(Excerpts from a figure dataset)
· · ·
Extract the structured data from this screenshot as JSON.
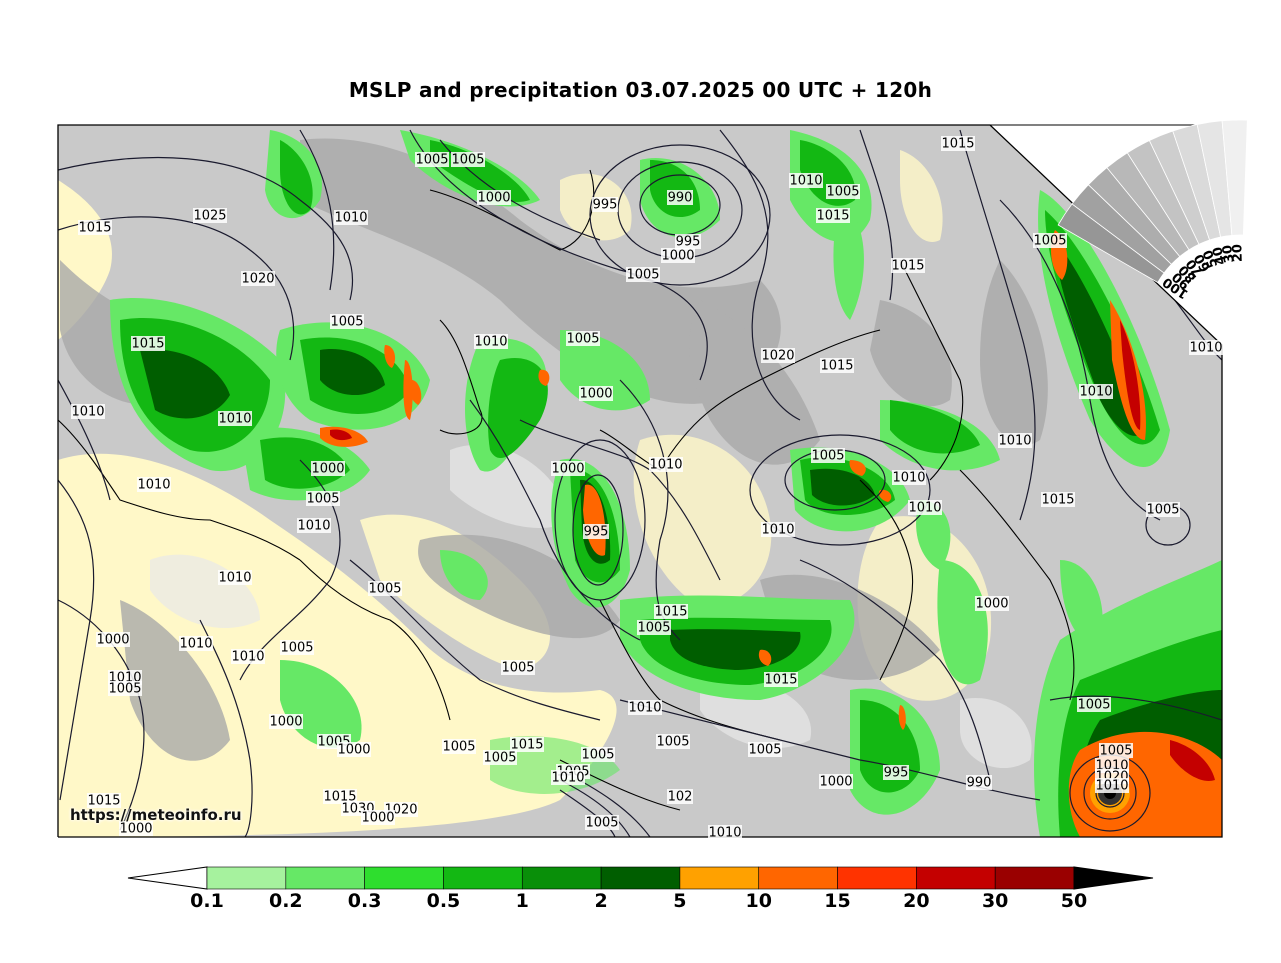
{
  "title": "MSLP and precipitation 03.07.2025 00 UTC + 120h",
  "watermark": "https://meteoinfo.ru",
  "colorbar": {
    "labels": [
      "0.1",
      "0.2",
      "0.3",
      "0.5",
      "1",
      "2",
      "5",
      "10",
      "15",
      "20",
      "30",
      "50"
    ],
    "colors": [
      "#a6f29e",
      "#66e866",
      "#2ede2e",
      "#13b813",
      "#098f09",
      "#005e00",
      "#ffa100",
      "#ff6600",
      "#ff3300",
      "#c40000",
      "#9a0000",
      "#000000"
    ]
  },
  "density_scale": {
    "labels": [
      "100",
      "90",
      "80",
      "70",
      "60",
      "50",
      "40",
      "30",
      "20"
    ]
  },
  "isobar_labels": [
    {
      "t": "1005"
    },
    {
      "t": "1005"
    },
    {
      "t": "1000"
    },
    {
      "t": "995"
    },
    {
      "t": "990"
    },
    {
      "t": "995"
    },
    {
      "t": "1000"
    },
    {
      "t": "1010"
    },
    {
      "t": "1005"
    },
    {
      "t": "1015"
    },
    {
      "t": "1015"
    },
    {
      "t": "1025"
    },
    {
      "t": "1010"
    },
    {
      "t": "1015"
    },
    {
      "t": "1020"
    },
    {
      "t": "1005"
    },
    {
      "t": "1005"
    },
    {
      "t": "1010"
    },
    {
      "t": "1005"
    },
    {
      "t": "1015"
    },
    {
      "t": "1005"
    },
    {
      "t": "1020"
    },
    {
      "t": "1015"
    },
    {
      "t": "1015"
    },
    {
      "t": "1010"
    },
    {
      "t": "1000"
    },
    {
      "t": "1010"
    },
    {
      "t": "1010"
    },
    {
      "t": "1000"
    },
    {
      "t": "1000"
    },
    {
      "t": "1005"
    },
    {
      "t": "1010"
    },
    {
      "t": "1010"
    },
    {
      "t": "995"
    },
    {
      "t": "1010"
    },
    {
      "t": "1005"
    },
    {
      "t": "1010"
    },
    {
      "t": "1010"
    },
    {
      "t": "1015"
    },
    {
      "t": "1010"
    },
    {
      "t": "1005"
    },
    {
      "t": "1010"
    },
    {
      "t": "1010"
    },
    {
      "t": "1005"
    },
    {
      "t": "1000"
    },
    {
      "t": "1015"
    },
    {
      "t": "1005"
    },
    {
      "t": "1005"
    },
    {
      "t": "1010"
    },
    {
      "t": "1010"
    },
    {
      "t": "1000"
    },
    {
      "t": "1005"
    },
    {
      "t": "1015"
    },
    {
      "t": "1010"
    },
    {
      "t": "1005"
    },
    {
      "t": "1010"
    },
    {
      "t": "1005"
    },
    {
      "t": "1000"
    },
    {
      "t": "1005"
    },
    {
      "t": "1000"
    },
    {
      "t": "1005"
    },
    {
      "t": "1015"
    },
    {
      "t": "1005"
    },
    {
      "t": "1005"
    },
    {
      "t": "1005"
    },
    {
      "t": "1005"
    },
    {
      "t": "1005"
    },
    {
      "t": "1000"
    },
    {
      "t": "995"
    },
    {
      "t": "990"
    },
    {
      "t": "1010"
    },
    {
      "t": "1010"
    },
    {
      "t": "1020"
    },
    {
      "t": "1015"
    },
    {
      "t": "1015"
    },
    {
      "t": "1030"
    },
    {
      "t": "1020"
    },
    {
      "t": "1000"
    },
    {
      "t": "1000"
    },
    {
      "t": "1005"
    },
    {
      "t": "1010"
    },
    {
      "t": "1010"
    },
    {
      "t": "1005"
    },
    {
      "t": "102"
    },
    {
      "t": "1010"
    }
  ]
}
· · ·
Exercise brief: Reproduce the whole listing word for word, setting aside any pictures.

Full answer:
Extract the structured data from this screenshot as JSON.
{
  "title": "MSLP and precipitation 03.07.2025 00 UTC + 120h",
  "watermark": "https://meteoinfo.ru",
  "colorbar": {
    "labels": [
      "0.1",
      "0.2",
      "0.3",
      "0.5",
      "1",
      "2",
      "5",
      "10",
      "15",
      "20",
      "30",
      "50"
    ],
    "colors": [
      "#a6f29e",
      "#66e866",
      "#2ede2e",
      "#13b813",
      "#098f09",
      "#005e00",
      "#ffa100",
      "#ff6600",
      "#ff3300",
      "#c40000",
      "#9a0000",
      "#000000"
    ]
  },
  "density_scale": {
    "labels": [
      "100",
      "90",
      "80",
      "70",
      "60",
      "50",
      "40",
      "30",
      "20"
    ]
  },
  "isobar_labels": [
    {
      "t": "1005"
    },
    {
      "t": "1005"
    },
    {
      "t": "1000"
    },
    {
      "t": "995"
    },
    {
      "t": "990"
    },
    {
      "t": "995"
    },
    {
      "t": "1000"
    },
    {
      "t": "1010"
    },
    {
      "t": "1005"
    },
    {
      "t": "1015"
    },
    {
      "t": "1015"
    },
    {
      "t": "1025"
    },
    {
      "t": "1010"
    },
    {
      "t": "1015"
    },
    {
      "t": "1020"
    },
    {
      "t": "1005"
    },
    {
      "t": "1005"
    },
    {
      "t": "1010"
    },
    {
      "t": "1005"
    },
    {
      "t": "1015"
    },
    {
      "t": "1005"
    },
    {
      "t": "1020"
    },
    {
      "t": "1015"
    },
    {
      "t": "1015"
    },
    {
      "t": "1010"
    },
    {
      "t": "1000"
    },
    {
      "t": "1010"
    },
    {
      "t": "1010"
    },
    {
      "t": "1000"
    },
    {
      "t": "1000"
    },
    {
      "t": "1005"
    },
    {
      "t": "1010"
    },
    {
      "t": "1010"
    },
    {
      "t": "995"
    },
    {
      "t": "1010"
    },
    {
      "t": "1005"
    },
    {
      "t": "1010"
    },
    {
      "t": "1010"
    },
    {
      "t": "1015"
    },
    {
      "t": "1010"
    },
    {
      "t": "1005"
    },
    {
      "t": "1010"
    },
    {
      "t": "1010"
    },
    {
      "t": "1005"
    },
    {
      "t": "1000"
    },
    {
      "t": "1015"
    },
    {
      "t": "1005"
    },
    {
      "t": "1005"
    },
    {
      "t": "1010"
    },
    {
      "t": "1010"
    },
    {
      "t": "1000"
    },
    {
      "t": "1005"
    },
    {
      "t": "1015"
    },
    {
      "t": "1010"
    },
    {
      "t": "1005"
    },
    {
      "t": "1010"
    },
    {
      "t": "1005"
    },
    {
      "t": "1000"
    },
    {
      "t": "1005"
    },
    {
      "t": "1000"
    },
    {
      "t": "1005"
    },
    {
      "t": "1015"
    },
    {
      "t": "1005"
    },
    {
      "t": "1005"
    },
    {
      "t": "1005"
    },
    {
      "t": "1005"
    },
    {
      "t": "1005"
    },
    {
      "t": "1000"
    },
    {
      "t": "995"
    },
    {
      "t": "990"
    },
    {
      "t": "1010"
    },
    {
      "t": "1010"
    },
    {
      "t": "1020"
    },
    {
      "t": "1015"
    },
    {
      "t": "1015"
    },
    {
      "t": "1030"
    },
    {
      "t": "1020"
    },
    {
      "t": "1000"
    },
    {
      "t": "1000"
    },
    {
      "t": "1005"
    },
    {
      "t": "1010"
    },
    {
      "t": "1010"
    },
    {
      "t": "1005"
    },
    {
      "t": "102"
    },
    {
      "t": "1010"
    }
  ]
}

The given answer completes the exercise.